▶

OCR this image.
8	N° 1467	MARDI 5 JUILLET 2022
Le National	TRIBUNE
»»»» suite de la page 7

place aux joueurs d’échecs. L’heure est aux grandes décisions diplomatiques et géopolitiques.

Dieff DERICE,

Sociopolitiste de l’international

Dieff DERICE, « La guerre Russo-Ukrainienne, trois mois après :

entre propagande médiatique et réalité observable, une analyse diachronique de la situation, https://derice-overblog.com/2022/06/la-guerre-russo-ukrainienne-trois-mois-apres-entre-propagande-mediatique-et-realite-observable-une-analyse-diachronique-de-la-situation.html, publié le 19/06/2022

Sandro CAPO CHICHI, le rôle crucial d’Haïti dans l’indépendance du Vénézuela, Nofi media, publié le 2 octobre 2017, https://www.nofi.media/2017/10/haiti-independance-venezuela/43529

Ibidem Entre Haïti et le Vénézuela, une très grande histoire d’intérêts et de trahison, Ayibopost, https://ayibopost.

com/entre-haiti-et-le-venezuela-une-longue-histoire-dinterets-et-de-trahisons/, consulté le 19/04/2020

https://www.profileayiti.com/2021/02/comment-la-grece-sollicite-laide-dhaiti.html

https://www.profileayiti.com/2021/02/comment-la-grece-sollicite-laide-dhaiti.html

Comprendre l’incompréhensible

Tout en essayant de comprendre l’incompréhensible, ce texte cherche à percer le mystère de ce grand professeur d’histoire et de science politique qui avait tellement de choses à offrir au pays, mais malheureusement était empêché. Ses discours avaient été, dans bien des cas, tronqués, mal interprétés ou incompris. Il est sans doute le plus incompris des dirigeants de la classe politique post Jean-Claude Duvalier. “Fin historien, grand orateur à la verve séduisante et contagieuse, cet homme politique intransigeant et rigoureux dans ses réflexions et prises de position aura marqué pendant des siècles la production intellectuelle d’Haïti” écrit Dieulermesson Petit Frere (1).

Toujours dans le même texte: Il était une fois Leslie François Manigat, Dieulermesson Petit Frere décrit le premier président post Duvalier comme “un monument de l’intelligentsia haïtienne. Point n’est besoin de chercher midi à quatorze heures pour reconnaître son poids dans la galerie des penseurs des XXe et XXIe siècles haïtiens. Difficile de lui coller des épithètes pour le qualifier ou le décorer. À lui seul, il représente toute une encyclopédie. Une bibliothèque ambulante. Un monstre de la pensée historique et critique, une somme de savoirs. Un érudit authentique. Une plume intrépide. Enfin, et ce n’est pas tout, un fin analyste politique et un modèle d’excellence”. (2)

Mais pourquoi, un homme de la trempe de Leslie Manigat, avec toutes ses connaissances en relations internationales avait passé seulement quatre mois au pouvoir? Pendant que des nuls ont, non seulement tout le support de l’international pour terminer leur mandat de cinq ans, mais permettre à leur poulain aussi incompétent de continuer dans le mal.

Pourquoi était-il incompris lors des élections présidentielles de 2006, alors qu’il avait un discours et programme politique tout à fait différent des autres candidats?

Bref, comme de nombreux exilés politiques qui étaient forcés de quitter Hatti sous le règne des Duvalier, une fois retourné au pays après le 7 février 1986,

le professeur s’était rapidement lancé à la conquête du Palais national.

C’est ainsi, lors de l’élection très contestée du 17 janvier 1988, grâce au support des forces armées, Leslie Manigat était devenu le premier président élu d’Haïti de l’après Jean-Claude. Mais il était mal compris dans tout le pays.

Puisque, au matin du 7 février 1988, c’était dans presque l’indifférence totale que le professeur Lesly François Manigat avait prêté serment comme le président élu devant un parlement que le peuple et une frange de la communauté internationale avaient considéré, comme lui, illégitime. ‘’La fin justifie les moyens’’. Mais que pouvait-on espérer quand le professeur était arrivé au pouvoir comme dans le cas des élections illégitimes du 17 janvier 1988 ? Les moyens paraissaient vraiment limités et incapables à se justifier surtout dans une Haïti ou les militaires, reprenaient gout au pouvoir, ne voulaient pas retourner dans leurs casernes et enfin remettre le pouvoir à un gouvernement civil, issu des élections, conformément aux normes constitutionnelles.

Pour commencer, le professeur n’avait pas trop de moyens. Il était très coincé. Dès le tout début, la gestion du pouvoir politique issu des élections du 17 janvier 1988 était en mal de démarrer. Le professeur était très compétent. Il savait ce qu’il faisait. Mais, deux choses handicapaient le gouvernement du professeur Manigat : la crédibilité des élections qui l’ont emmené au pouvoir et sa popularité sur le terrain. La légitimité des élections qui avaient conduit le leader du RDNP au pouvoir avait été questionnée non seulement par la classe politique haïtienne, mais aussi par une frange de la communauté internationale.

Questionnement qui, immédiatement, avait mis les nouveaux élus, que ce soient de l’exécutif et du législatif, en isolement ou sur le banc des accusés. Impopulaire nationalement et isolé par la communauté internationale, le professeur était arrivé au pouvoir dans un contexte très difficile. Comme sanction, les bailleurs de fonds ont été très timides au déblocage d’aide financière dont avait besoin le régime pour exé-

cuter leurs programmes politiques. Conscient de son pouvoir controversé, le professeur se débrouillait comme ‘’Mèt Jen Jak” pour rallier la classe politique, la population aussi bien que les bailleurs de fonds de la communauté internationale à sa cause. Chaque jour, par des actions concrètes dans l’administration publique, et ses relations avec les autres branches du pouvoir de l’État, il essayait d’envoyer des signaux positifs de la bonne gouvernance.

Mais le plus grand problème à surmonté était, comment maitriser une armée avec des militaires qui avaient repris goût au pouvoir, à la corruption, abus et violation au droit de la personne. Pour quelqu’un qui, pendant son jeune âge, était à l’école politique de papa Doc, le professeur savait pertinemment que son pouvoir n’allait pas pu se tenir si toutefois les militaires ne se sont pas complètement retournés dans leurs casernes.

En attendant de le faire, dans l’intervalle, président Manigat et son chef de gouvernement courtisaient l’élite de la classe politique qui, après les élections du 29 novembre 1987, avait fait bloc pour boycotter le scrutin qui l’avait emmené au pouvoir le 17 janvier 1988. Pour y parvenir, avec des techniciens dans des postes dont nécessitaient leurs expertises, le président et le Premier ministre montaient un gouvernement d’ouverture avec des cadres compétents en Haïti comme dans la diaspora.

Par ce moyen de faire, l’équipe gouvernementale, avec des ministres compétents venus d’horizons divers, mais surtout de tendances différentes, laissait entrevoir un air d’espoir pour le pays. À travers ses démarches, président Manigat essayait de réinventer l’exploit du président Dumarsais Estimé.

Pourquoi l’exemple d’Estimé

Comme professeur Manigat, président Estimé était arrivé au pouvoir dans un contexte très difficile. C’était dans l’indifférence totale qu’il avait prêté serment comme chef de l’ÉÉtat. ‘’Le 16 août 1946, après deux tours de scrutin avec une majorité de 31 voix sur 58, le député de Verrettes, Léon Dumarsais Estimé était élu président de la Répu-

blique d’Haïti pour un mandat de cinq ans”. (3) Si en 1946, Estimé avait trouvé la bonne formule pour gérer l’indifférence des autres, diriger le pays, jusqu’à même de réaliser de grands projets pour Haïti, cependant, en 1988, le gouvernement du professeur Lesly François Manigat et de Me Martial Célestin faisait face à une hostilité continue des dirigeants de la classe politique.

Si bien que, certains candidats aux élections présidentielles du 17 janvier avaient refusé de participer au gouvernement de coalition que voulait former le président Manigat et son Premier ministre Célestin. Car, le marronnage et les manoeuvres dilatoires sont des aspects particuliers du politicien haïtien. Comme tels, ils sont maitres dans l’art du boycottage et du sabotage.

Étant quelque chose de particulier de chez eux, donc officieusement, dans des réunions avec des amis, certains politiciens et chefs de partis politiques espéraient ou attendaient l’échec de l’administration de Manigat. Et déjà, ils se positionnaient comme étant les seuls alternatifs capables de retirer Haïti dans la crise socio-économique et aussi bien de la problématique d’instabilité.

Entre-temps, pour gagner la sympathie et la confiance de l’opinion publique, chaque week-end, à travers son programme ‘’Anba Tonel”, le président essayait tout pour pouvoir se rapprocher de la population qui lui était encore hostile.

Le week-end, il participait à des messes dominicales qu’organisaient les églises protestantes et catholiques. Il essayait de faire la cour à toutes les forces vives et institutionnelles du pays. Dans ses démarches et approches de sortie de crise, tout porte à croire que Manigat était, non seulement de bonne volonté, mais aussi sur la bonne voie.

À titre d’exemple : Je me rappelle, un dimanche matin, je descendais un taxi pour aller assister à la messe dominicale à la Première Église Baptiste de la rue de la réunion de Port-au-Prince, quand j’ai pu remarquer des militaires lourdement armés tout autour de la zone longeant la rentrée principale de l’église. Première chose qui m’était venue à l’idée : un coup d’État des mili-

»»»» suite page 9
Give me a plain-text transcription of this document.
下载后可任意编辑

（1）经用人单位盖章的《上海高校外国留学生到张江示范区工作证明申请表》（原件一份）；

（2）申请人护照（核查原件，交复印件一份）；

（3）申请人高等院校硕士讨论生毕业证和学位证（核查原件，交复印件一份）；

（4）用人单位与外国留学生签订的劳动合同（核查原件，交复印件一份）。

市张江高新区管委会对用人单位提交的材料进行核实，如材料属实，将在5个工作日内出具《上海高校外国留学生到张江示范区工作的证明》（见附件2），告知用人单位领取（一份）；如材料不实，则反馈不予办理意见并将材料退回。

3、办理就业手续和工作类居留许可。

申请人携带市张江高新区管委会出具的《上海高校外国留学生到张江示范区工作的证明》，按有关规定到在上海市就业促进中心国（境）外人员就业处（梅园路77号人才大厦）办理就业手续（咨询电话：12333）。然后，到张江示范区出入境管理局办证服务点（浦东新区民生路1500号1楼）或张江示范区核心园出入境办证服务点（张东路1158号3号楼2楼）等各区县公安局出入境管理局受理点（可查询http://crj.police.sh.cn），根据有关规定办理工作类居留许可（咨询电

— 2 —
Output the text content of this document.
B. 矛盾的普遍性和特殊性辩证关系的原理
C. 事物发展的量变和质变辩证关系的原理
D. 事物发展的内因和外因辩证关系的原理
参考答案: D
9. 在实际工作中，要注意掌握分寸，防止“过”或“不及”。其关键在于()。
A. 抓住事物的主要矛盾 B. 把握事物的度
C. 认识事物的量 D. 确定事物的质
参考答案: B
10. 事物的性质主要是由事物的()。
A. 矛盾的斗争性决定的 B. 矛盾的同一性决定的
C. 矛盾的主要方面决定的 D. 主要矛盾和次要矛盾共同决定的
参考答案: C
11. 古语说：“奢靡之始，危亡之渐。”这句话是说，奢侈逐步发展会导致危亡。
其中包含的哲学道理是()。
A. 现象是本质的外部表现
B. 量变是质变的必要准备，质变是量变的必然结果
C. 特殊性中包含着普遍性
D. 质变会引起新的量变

◀

◆ **Problem details**: Wherever the string "lors" appears in the entries above, list that line.

◆ **Worked answer**:
Pourquoi était-il incompris lors des élections présidentielles de 2006, alors qu’il avait un discours et programme politique tout à fait différent des autres candidats?
C’est ainsi, lors de l’élection très contestée du 17 janvier 1988, grâce au support des forces armées, Leslie Manigat était devenu le premier président élu d’Haïti de l’après Jean-Claude. Mais il était mal compris dans tout le pays.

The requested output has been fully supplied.